━━━━━ Data excerpts ━━━━━
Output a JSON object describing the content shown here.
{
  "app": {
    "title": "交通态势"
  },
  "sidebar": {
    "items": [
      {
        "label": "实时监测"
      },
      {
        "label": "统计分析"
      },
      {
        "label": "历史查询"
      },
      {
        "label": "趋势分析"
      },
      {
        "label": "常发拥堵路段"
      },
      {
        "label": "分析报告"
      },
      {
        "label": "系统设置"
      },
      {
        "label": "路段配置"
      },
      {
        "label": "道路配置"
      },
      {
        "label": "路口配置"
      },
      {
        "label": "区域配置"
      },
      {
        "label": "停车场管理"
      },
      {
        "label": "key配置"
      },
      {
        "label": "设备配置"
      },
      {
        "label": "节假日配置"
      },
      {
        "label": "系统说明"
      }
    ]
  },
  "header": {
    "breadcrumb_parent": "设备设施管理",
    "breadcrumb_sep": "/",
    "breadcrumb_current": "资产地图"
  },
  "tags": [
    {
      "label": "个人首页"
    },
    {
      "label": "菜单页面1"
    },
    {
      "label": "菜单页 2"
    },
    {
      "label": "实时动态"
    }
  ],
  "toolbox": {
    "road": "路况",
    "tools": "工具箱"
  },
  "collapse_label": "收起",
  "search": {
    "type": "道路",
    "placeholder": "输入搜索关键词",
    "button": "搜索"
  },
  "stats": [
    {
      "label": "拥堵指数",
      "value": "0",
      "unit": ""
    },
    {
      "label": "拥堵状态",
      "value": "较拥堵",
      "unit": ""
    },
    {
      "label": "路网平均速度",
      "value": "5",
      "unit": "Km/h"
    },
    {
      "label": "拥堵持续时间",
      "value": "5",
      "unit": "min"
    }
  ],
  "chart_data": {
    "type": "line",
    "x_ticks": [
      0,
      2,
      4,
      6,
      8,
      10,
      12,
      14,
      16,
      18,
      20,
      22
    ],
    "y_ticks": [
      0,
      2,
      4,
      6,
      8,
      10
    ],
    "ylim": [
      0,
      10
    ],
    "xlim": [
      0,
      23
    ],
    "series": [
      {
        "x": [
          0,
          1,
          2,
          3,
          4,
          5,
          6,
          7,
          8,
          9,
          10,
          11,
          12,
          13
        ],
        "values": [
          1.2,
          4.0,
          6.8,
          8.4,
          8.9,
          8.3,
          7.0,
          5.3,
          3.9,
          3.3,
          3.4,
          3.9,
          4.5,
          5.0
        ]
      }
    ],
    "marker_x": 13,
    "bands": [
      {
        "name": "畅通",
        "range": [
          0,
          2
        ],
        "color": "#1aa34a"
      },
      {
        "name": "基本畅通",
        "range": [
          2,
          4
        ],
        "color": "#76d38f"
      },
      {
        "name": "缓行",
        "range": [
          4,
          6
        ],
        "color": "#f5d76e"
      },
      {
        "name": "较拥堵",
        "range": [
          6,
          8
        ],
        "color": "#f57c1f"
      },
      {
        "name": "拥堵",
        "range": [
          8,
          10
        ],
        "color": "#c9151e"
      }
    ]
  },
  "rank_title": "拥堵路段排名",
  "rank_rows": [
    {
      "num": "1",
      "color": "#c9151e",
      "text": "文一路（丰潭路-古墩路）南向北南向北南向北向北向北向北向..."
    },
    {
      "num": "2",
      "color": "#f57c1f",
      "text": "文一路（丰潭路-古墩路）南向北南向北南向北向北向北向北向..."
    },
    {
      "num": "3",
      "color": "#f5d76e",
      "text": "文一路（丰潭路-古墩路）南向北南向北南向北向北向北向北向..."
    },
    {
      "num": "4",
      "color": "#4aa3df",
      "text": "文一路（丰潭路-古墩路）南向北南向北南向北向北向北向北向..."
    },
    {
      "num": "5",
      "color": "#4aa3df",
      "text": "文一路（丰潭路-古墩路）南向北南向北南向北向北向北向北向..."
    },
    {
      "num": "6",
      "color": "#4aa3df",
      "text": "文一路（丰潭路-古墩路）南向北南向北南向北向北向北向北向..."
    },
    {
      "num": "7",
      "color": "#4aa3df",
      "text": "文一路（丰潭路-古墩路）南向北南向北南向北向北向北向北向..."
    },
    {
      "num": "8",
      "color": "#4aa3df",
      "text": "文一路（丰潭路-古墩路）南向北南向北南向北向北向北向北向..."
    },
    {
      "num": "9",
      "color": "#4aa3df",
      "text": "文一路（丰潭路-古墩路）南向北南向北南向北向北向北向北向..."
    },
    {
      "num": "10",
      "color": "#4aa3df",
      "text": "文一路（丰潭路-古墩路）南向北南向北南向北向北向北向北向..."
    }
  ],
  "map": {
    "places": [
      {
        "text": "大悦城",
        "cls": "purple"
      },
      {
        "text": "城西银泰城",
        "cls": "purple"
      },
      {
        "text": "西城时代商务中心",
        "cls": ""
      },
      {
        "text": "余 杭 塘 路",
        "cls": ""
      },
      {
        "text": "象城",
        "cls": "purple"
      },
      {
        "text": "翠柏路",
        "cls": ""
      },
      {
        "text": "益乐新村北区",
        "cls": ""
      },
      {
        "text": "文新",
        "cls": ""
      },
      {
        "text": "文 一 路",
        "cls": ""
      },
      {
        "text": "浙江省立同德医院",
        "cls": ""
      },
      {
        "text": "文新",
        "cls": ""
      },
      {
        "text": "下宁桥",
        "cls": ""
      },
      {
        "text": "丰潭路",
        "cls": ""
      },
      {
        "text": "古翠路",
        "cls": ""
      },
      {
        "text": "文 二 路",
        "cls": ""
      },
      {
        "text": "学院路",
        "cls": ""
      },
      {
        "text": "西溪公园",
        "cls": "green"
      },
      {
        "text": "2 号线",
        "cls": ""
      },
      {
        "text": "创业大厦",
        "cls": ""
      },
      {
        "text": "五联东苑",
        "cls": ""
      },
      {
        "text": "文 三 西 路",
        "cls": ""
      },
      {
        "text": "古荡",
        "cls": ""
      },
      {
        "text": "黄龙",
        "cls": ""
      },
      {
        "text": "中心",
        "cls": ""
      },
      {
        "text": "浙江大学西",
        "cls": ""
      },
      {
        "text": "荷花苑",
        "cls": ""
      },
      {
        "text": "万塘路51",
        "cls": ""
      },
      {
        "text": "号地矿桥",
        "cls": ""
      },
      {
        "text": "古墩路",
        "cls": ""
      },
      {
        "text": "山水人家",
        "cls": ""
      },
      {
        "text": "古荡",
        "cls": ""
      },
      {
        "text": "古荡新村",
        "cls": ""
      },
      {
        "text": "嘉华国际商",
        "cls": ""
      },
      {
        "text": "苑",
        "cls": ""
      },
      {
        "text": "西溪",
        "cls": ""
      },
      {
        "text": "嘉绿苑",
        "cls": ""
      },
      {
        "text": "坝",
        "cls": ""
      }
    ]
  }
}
━━━━━
**Task objective**
Reproduce the material precisely, including every line.

**Exercise solution**
Output a JSON object describing the content shown here.
{
  "app": {
    "title": "交通态势"
  },
  "sidebar": {
    "items": [
      {
        "label": "实时监测"
      },
      {
        "label": "统计分析"
      },
      {
        "label": "历史查询"
      },
      {
        "label": "趋势分析"
      },
      {
        "label": "常发拥堵路段"
      },
      {
        "label": "分析报告"
      },
      {
        "label": "系统设置"
      },
      {
        "label": "路段配置"
      },
      {
        "label": "道路配置"
      },
      {
        "label": "路口配置"
      },
      {
        "label": "区域配置"
      },
      {
        "label": "停车场管理"
      },
      {
        "label": "key配置"
      },
      {
        "label": "设备配置"
      },
      {
        "label": "节假日配置"
      },
      {
        "label": "系统说明"
      }
    ]
  },
  "header": {
    "breadcrumb_parent": "设备设施管理",
    "breadcrumb_sep": "/",
    "breadcrumb_current": "资产地图"
  },
  "tags": [
    {
      "label": "个人首页"
    },
    {
      "label": "菜单页面1"
    },
    {
      "label": "菜单页 2"
    },
    {
      "label": "实时动态"
    }
  ],
  "toolbox": {
    "road": "路况",
    "tools": "工具箱"
  },
  "collapse_label": "收起",
  "search": {
    "type": "道路",
    "placeholder": "输入搜索关键词",
    "button": "搜索"
  },
  "stats": [
    {
      "label": "拥堵指数",
      "value": "0",
      "unit": ""
    },
    {
      "label": "拥堵状态",
      "value": "较拥堵",
      "unit": ""
    },
    {
      "label": "路网平均速度",
      "value": "5",
      "unit": "Km/h"
    },
    {
      "label": "拥堵持续时间",
      "value": "5",
      "unit": "min"
    }
  ],
  "chart_data": {
    "type": "line",
    "x_ticks": [
      0,
      2,
      4,
      6,
      8,
      10,
      12,
      14,
      16,
      18,
      20,
      22
    ],
    "y_ticks": [
      0,
      2,
      4,
      6,
      8,
      10
    ],
    "ylim": [
      0,
      10
    ],
    "xlim": [
      0,
      23
    ],
    "series": [
      {
        "x": [
          0,
          1,
          2,
          3,
          4,
          5,
          6,
          7,
          8,
          9,
          10,
          11,
          12,
          13
        ],
        "values": [
          1.2,
          4.0,
          6.8,
          8.4,
          8.9,
          8.3,
          7.0,
          5.3,
          3.9,
          3.3,
          3.4,
          3.9,
          4.5,
          5.0
        ]
      }
    ],
    "marker_x": 13,
    "bands": [
      {
        "name": "畅通",
        "range": [
          0,
          2
        ],
        "color": "#1aa34a"
      },
      {
        "name": "基本畅通",
        "range": [
          2,
          4
        ],
        "color": "#76d38f"
      },
      {
        "name": "缓行",
        "range": [
          4,
          6
        ],
        "color": "#f5d76e"
      },
      {
        "name": "较拥堵",
        "range": [
          6,
          8
        ],
        "color": "#f57c1f"
      },
      {
        "name": "拥堵",
        "range": [
          8,
          10
        ],
        "color": "#c9151e"
      }
    ]
  },
  "rank_title": "拥堵路段排名",
  "rank_rows": [
    {
      "num": "1",
      "color": "#c9151e",
      "text": "文一路（丰潭路-古墩路）南向北南向北南向北向北向北向北向..."
    },
    {
      "num": "2",
      "color": "#f57c1f",
      "text": "文一路（丰潭路-古墩路）南向北南向北南向北向北向北向北向..."
    },
    {
      "num": "3",
      "color": "#f5d76e",
      "text": "文一路（丰潭路-古墩路）南向北南向北南向北向北向北向北向..."
    },
    {
      "num": "4",
      "color": "#4aa3df",
      "text": "文一路（丰潭路-古墩路）南向北南向北南向北向北向北向北向..."
    },
    {
      "num": "5",
      "color": "#4aa3df",
      "text": "文一路（丰潭路-古墩路）南向北南向北南向北向北向北向北向..."
    },
    {
      "num": "6",
      "color": "#4aa3df",
      "text": "文一路（丰潭路-古墩路）南向北南向北南向北向北向北向北向..."
    },
    {
      "num": "7",
      "color": "#4aa3df",
      "text": "文一路（丰潭路-古墩路）南向北南向北南向北向北向北向北向..."
    },
    {
      "num": "8",
      "color": "#4aa3df",
      "text": "文一路（丰潭路-古墩路）南向北南向北南向北向北向北向北向..."
    },
    {
      "num": "9",
      "color": "#4aa3df",
      "text": "文一路（丰潭路-古墩路）南向北南向北南向北向北向北向北向..."
    },
    {
      "num": "10",
      "color": "#4aa3df",
      "text": "文一路（丰潭路-古墩路）南向北南向北南向北向北向北向北向..."
    }
  ],
  "map": {
    "places": [
      {
        "text": "大悦城",
        "cls": "purple"
      },
      {
        "text": "城西银泰城",
        "cls": "purple"
      },
      {
        "text": "西城时代商务中心",
        "cls": ""
      },
      {
        "text": "余 杭 塘 路",
        "cls": ""
      },
      {
        "text": "象城",
        "cls": "purple"
      },
      {
        "text": "翠柏路",
        "cls": ""
      },
      {
        "text": "益乐新村北区",
        "cls": ""
      },
      {
        "text": "文新",
        "cls": ""
      },
      {
        "text": "文 一 路",
        "cls": ""
      },
      {
        "text": "浙江省立同德医院",
        "cls": ""
      },
      {
        "text": "文新",
        "cls": ""
      },
      {
        "text": "下宁桥",
        "cls": ""
      },
      {
        "text": "丰潭路",
        "cls": ""
      },
      {
        "text": "古翠路",
        "cls": ""
      },
      {
        "text": "文 二 路",
        "cls": ""
      },
      {
        "text": "学院路",
        "cls": ""
      },
      {
        "text": "西溪公园",
        "cls": "green"
      },
      {
        "text": "2 号线",
        "cls": ""
      },
      {
        "text": "创业大厦",
        "cls": ""
      },
      {
        "text": "五联东苑",
        "cls": ""
      },
      {
        "text": "文 三 西 路",
        "cls": ""
      },
      {
        "text": "古荡",
        "cls": ""
      },
      {
        "text": "黄龙",
        "cls": ""
      },
      {
        "text": "中心",
        "cls": ""
      },
      {
        "text": "浙江大学西",
        "cls": ""
      },
      {
        "text": "荷花苑",
        "cls": ""
      },
      {
        "text": "万塘路51",
        "cls": ""
      },
      {
        "text": "号地矿桥",
        "cls": ""
      },
      {
        "text": "古墩路",
        "cls": ""
      },
      {
        "text": "山水人家",
        "cls": ""
      },
      {
        "text": "古荡",
        "cls": ""
      },
      {
        "text": "古荡新村",
        "cls": ""
      },
      {
        "text": "嘉华国际商",
        "cls": ""
      },
      {
        "text": "苑",
        "cls": ""
      },
      {
        "text": "西溪",
        "cls": ""
      },
      {
        "text": "嘉绿苑",
        "cls": ""
      },
      {
        "text": "坝",
        "cls": ""
      }
    ]
  }
}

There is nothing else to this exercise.